-------- Data shown --------
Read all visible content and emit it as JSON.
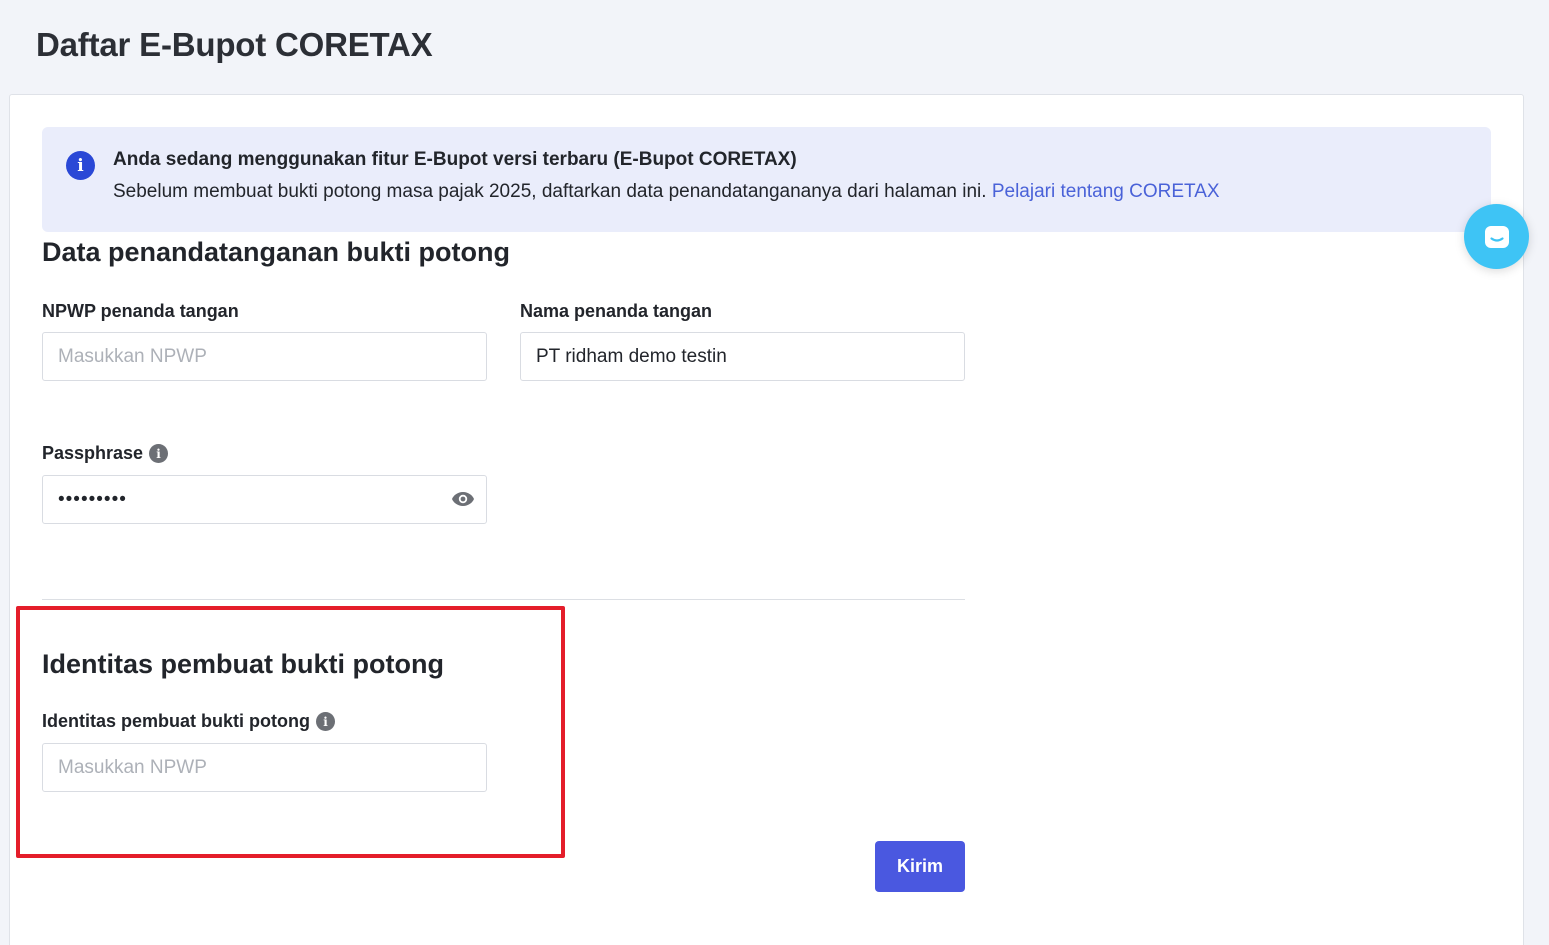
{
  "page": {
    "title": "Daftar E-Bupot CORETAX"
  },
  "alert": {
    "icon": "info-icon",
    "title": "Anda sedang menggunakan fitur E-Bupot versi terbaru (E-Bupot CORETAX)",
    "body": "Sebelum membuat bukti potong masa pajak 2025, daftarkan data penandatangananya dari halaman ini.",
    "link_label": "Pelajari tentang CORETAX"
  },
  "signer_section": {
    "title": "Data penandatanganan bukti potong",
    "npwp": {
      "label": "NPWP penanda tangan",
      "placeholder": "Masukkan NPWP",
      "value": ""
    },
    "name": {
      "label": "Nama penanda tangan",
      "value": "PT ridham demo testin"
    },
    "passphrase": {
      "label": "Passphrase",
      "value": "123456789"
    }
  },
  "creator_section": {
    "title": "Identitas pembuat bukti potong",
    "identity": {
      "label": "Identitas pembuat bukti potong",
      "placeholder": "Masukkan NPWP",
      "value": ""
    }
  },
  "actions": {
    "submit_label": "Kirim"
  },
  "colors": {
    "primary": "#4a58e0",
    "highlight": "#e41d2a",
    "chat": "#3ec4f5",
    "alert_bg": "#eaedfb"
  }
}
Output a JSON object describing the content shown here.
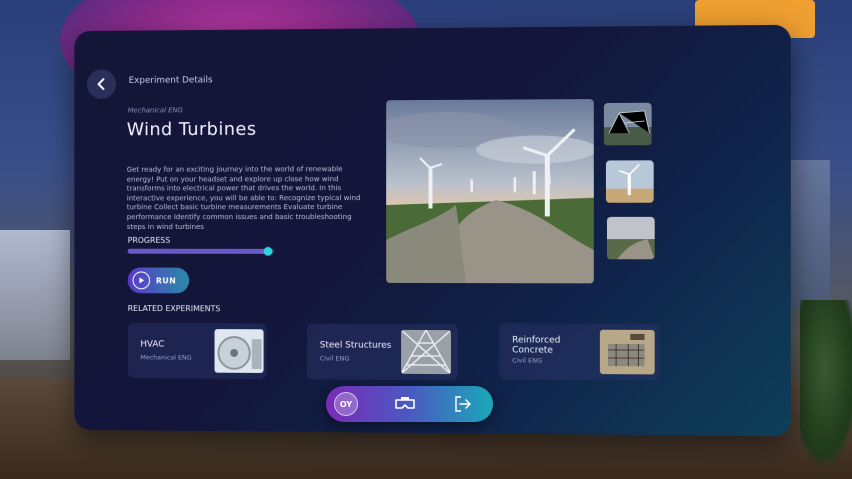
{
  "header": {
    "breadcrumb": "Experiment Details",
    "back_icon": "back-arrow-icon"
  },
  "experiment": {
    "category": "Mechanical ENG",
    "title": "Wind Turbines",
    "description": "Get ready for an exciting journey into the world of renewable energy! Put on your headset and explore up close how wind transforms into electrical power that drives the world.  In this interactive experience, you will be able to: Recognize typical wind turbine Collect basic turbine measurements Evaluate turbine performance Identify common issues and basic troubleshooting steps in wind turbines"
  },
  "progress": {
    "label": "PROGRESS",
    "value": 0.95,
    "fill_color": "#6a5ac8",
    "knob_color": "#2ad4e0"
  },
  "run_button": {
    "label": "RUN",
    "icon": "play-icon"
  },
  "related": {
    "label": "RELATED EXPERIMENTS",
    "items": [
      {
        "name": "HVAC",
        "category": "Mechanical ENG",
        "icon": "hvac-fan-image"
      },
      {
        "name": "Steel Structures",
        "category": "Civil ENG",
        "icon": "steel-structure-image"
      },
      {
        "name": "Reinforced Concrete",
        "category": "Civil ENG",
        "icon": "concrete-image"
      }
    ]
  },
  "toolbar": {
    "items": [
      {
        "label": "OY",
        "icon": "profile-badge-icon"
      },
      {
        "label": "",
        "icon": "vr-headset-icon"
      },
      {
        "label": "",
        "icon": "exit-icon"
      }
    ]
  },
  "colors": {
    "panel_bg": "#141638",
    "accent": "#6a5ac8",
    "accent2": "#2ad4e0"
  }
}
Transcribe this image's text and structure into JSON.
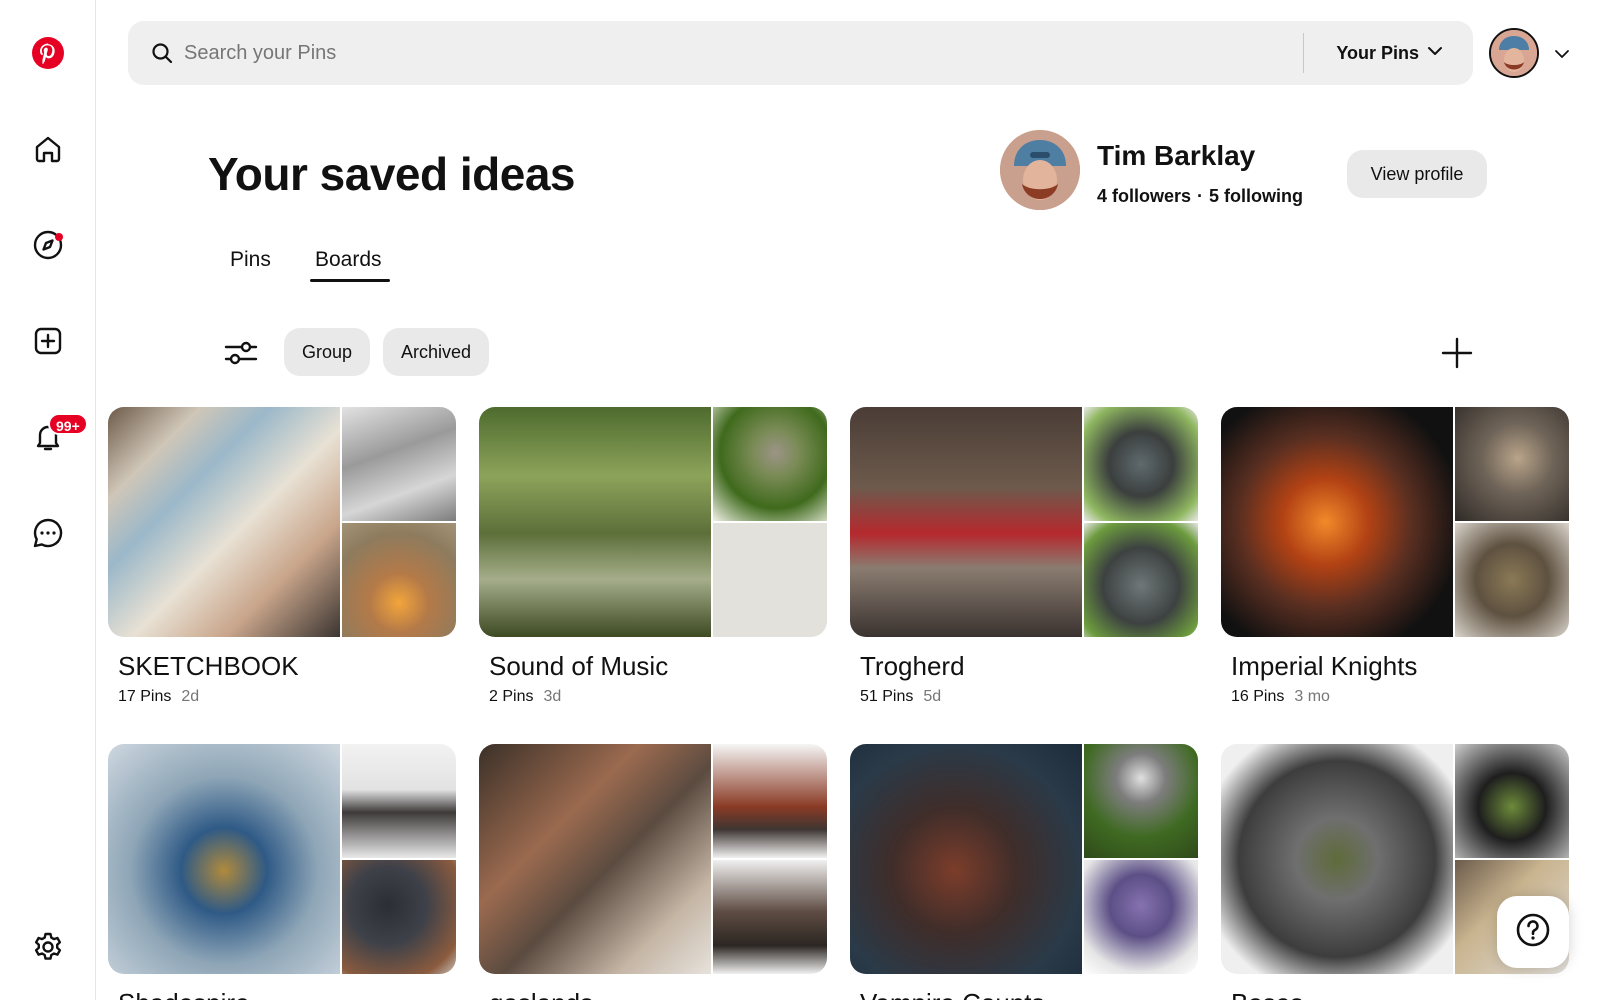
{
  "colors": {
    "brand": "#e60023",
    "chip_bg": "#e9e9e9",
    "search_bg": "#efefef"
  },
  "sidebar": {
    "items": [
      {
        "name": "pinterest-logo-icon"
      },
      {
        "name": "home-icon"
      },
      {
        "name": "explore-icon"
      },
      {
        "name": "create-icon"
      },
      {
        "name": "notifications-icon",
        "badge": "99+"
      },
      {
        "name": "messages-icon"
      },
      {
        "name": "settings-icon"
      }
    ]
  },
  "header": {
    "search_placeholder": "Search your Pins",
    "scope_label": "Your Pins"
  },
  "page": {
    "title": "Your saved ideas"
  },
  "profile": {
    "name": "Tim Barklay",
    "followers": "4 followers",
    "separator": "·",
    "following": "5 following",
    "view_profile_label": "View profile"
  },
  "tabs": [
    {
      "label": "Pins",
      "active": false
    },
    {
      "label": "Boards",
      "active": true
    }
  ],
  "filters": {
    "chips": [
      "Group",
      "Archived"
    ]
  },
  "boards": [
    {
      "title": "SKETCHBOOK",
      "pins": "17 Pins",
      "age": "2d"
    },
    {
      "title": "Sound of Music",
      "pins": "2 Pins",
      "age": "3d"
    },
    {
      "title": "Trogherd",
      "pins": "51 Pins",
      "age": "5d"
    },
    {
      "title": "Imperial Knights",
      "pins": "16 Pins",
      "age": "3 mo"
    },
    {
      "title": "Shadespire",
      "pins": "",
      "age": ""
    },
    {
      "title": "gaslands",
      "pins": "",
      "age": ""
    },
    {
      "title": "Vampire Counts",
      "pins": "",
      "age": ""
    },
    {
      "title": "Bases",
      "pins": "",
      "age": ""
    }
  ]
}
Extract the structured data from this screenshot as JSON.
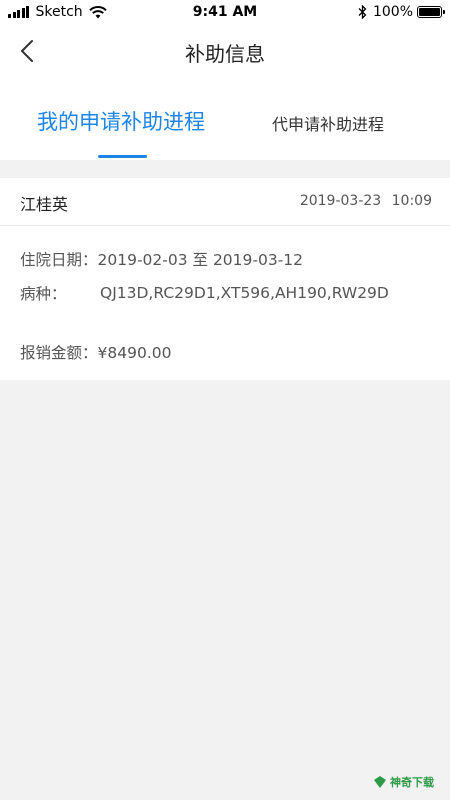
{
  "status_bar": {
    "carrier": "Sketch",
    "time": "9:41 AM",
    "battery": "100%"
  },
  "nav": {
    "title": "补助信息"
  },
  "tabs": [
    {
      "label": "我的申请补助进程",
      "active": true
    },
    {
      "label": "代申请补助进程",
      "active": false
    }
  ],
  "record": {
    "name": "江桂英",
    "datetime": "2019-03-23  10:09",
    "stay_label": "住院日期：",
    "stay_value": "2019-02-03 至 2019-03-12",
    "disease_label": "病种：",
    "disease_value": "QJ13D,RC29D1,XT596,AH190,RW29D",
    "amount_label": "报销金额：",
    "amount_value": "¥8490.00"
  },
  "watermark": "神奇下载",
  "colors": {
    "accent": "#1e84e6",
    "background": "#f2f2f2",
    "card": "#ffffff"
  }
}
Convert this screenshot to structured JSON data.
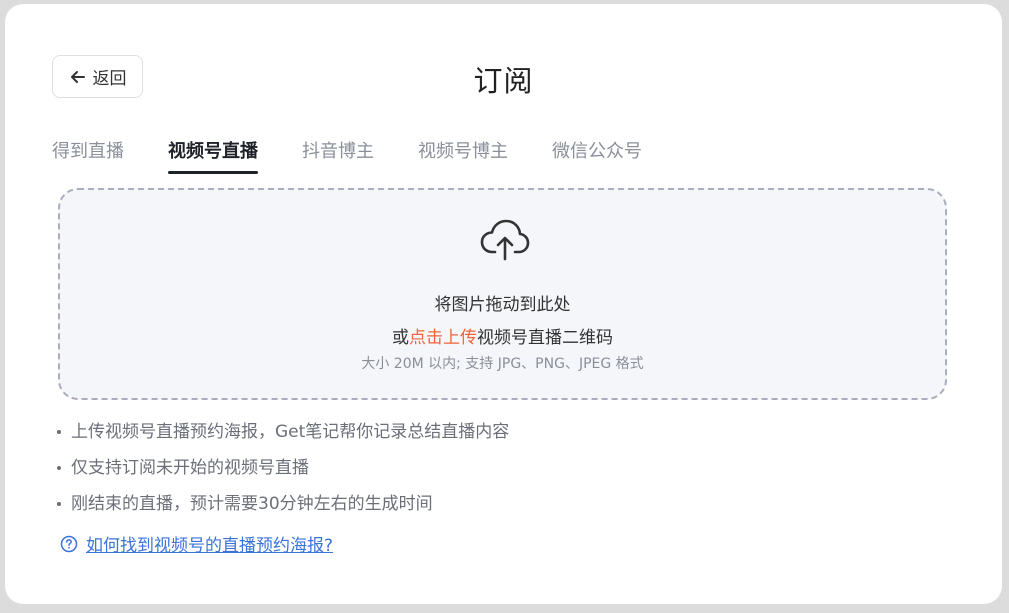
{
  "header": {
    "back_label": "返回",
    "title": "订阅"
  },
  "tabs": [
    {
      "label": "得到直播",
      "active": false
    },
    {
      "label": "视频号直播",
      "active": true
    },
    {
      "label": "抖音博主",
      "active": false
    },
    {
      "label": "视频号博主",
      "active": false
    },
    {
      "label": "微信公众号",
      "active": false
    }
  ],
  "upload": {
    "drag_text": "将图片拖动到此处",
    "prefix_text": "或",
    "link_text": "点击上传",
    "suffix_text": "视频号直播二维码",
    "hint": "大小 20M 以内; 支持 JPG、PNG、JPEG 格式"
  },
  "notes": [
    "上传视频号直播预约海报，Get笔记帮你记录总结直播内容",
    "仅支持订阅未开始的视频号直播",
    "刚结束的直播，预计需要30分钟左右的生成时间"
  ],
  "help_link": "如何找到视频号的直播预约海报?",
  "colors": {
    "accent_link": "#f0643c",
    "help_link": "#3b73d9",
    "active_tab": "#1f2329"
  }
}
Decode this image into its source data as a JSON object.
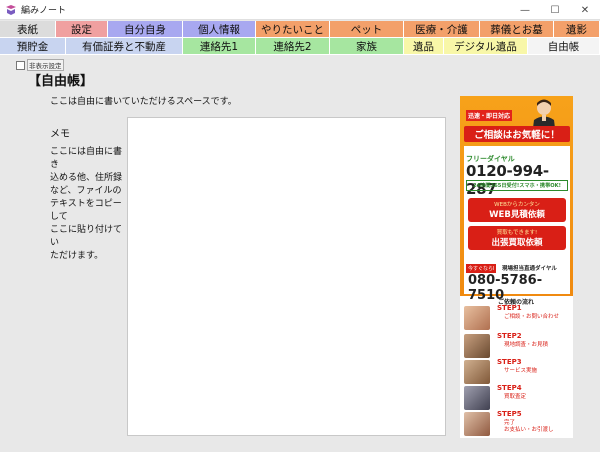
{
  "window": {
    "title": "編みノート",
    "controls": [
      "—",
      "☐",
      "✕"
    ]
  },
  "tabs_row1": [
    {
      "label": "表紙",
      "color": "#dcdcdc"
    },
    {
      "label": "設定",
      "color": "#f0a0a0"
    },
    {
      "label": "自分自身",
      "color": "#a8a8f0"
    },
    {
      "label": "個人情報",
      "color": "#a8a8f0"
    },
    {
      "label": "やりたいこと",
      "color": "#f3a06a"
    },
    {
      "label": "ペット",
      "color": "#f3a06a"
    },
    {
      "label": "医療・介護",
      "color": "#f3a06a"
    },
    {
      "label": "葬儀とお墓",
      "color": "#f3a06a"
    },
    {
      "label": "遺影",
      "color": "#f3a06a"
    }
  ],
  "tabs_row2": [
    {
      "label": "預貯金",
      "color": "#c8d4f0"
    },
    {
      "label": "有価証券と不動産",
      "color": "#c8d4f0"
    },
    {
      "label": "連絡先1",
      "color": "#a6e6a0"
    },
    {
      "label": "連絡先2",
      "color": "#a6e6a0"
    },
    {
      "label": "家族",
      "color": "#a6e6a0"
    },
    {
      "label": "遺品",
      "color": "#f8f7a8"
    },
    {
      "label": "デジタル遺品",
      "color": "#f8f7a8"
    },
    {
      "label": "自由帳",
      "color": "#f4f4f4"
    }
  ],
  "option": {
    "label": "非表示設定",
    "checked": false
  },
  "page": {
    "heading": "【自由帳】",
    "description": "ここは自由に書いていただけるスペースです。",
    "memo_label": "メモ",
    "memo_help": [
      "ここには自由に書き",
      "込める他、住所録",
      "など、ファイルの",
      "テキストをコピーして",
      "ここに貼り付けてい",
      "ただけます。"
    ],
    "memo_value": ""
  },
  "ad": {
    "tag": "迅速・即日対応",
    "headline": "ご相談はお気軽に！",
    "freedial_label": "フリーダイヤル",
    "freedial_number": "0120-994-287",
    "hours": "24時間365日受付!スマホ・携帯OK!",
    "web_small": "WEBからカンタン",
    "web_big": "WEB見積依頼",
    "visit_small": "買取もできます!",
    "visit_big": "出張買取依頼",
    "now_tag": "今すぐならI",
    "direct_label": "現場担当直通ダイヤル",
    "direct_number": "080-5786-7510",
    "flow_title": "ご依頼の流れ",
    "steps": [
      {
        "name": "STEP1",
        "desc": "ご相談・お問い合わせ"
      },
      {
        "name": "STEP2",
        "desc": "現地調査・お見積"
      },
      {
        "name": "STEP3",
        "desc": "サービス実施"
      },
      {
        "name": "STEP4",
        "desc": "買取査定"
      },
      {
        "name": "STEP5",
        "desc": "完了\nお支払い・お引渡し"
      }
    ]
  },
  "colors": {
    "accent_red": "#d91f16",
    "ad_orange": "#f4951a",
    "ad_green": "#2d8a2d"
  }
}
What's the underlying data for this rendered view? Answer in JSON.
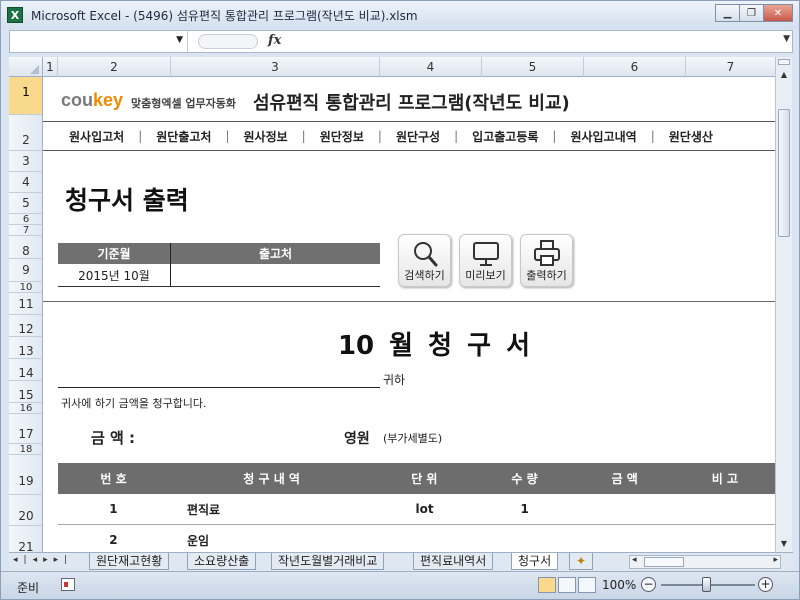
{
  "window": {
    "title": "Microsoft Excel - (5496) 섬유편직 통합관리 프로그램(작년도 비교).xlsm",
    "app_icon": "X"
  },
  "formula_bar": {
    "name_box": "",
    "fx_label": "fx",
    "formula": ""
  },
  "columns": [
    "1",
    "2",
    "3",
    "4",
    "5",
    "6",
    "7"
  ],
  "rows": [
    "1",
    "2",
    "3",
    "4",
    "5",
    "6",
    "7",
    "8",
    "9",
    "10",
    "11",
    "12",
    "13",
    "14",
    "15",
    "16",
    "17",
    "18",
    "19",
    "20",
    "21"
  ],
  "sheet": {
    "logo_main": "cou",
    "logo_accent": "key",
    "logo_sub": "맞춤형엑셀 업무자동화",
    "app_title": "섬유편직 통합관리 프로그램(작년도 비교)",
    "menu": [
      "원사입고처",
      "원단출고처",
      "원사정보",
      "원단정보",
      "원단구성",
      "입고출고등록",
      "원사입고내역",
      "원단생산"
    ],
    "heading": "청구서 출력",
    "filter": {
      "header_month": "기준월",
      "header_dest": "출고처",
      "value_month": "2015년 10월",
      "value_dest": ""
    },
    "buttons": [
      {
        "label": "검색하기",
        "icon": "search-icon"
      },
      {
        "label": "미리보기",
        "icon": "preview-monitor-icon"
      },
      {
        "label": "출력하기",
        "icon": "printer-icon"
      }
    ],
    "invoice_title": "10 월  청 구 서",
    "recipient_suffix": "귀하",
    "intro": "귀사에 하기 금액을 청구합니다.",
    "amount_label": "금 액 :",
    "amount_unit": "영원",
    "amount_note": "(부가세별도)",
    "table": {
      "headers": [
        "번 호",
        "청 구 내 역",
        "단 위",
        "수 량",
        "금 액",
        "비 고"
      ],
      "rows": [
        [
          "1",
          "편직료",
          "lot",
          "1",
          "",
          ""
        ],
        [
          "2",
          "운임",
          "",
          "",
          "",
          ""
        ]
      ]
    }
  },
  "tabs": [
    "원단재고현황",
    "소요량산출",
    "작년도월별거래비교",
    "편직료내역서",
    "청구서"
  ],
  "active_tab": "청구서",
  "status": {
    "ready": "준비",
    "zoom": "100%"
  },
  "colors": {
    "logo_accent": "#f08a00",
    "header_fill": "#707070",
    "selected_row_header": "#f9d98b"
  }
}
--------
> _Exercise instructions_:
Copy out every line in the entries above that holds "Bupot".

> _Solved problem_:
    "title": "Daftar E-Bupot CORETAX"
    "title": "Anda sedang menggunakan fitur E-Bupot versi terbaru (E-Bupot CORETAX)",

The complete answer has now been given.